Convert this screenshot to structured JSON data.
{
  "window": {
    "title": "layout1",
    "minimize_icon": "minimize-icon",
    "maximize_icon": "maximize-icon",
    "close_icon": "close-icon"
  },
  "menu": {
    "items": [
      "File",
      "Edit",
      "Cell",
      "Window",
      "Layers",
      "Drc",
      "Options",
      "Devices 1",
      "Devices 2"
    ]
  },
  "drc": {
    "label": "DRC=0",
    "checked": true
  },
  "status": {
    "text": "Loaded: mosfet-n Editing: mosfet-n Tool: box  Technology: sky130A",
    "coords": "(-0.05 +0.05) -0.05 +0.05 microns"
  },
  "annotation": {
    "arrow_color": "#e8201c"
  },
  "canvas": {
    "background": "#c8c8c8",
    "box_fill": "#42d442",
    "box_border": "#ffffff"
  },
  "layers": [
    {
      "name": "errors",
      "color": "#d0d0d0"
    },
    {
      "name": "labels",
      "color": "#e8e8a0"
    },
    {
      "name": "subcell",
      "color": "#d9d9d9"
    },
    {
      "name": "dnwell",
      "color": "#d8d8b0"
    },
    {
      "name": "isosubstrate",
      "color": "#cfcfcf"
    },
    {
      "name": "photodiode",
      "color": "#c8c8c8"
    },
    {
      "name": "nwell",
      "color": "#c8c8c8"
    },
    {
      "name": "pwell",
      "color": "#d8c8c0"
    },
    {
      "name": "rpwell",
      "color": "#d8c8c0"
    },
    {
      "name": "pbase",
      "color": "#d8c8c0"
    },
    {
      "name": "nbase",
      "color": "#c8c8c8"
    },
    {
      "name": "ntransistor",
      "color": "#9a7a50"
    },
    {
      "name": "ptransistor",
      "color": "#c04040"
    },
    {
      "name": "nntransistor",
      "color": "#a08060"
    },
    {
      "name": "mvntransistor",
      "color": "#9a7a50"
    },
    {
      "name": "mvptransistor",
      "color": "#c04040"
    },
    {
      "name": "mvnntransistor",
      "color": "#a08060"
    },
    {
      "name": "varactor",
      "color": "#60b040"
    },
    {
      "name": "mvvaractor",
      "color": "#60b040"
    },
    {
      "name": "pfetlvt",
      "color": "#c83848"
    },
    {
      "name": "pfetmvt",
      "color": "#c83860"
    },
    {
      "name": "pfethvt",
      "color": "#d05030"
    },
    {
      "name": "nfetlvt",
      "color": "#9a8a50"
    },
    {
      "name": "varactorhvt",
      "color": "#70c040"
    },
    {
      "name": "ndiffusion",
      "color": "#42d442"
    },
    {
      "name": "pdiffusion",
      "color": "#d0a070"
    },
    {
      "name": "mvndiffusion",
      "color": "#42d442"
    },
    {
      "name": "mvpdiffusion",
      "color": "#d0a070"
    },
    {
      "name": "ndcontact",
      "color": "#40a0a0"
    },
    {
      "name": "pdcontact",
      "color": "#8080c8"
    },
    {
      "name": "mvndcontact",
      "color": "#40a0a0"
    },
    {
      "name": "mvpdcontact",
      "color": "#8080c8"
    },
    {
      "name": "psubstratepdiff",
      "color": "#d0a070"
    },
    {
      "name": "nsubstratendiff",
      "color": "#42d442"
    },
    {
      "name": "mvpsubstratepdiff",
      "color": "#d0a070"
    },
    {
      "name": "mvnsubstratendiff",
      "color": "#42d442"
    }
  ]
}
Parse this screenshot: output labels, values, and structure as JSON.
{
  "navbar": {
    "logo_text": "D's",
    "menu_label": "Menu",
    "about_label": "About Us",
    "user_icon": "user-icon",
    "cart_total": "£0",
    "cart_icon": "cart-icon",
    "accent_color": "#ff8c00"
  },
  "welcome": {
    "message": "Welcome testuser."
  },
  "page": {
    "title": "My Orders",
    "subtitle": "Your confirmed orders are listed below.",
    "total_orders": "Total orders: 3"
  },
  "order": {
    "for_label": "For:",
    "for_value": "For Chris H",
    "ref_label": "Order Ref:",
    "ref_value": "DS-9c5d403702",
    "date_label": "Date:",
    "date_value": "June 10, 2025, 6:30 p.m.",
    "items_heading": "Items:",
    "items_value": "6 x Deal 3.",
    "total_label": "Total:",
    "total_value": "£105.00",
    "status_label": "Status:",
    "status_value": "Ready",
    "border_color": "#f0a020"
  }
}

· · · ·

- Directive: State the number of lines that contain the string "screenshot", with no other words.

- Response to the task: 2